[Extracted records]
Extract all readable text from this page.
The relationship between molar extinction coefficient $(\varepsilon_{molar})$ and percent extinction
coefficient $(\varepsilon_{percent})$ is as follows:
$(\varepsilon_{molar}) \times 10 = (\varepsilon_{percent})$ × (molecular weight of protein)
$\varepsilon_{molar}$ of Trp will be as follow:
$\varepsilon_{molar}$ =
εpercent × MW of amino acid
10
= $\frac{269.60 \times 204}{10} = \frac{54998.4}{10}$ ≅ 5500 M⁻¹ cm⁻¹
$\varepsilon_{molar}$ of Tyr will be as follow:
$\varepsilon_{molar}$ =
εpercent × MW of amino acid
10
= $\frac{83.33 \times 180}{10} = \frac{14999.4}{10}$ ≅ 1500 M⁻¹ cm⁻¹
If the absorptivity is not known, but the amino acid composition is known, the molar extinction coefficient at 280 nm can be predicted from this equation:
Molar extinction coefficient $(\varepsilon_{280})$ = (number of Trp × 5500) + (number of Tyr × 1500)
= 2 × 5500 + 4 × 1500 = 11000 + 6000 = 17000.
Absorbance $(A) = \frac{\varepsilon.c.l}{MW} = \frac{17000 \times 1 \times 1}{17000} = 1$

= Task objective =
Find every line in the records above that holds the word "times", and copy each one.

= Solved problem =
$(\varepsilon_{molar}) \times 10 = (\varepsilon_{percent})$ × (molecular weight of protein)
= $\frac{269.60 \times 204}{10} = \frac{54998.4}{10}$ ≅ 5500 M⁻¹ cm⁻¹
= $\frac{83.33 \times 180}{10} = \frac{14999.4}{10}$ ≅ 1500 M⁻¹ cm⁻¹
Absorbance $(A) = \frac{\varepsilon.c.l}{MW} = \frac{17000 \times 1 \times 1}{17000} = 1$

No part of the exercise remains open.